Dataset:
□ □ □

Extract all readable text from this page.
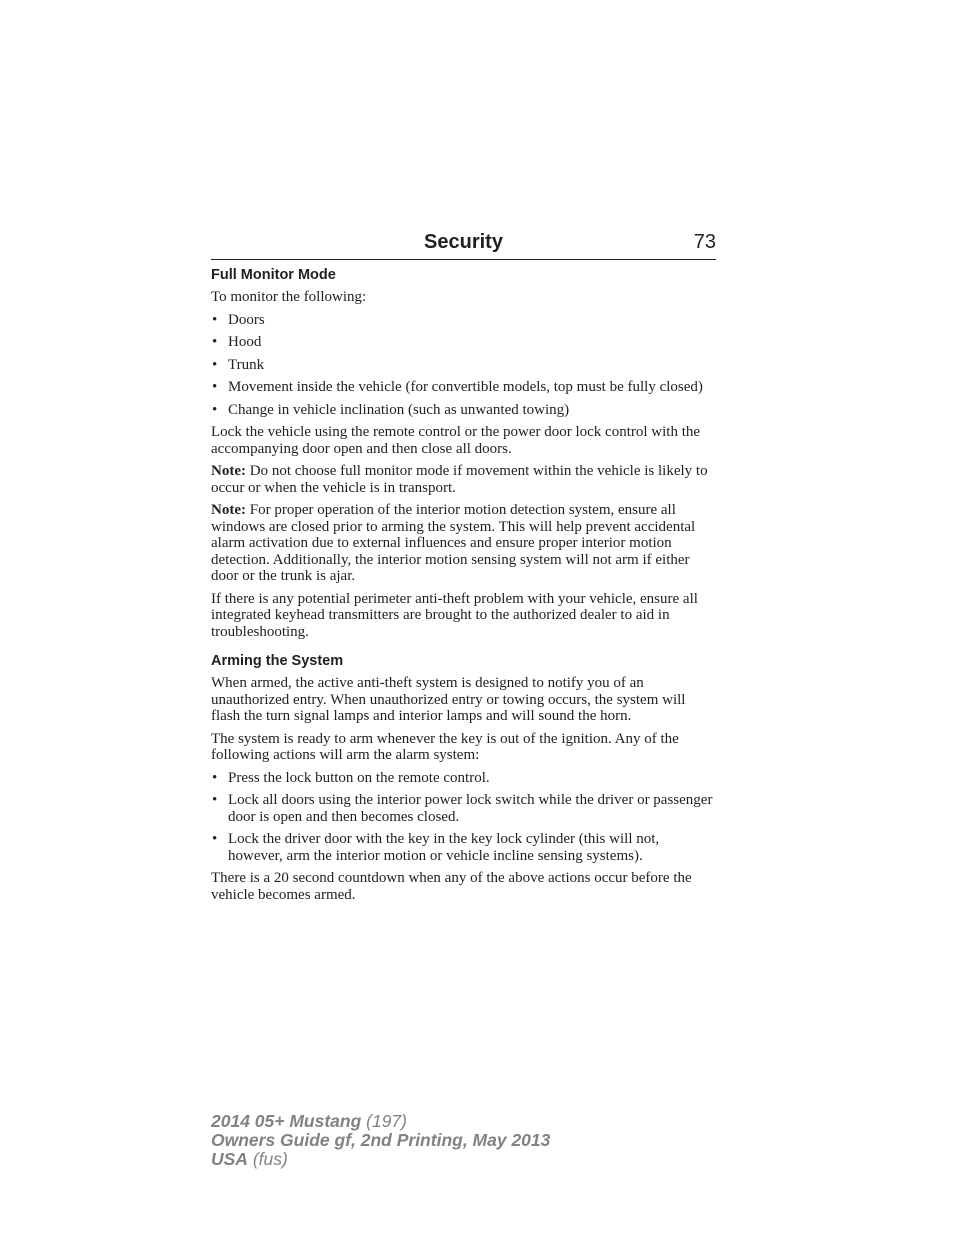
Security	73
Full Monitor Mode

To monitor the following:

• Doors
• Hood
• Trunk
• Movement inside the vehicle (for convertible models, top must be fully closed)
• Change in vehicle inclination (such as unwanted towing)

Lock the vehicle using the remote control or the power door lock control with the accompanying door open and then close all doors.

Note: Do not choose full monitor mode if movement within the vehicle is likely to occur or when the vehicle is in transport.

Note: For proper operation of the interior motion detection system, ensure all windows are closed prior to arming the system. This will help prevent accidental alarm activation due to external influences and ensure proper interior motion detection. Additionally, the interior motion sensing system will not arm if either door or the trunk is ajar.

If there is any potential perimeter anti-theft problem with your vehicle, ensure all integrated keyhead transmitters are brought to the authorized dealer to aid in troubleshooting.

Arming the System

When armed, the active anti-theft system is designed to notify you of an unauthorized entry. When unauthorized entry or towing occurs, the system will flash the turn signal lamps and interior lamps and will sound the horn.

The system is ready to arm whenever the key is out of the ignition. Any of the following actions will arm the alarm system:

• Press the lock button on the remote control.
• Lock all doors using the interior power lock switch while the driver or passenger door is open and then becomes closed.
• Lock the driver door with the key in the key lock cylinder (this will not, however, arm the interior motion or vehicle incline sensing systems).

There is a 20 second countdown when any of the above actions occur before the vehicle becomes armed.

2014 05+ Mustang (197)
Owners Guide gf, 2nd Printing, May 2013
USA (fus)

□ □ □

Pick out every line holding the string "towing" and return it.

• Change in vehicle inclination (such as unwanted towing)
When armed, the active anti-theft system is designed to notify you of an unauthorized entry. When unauthorized entry or towing occurs, the system will flash the turn signal lamps and interior lamps and will sound the horn.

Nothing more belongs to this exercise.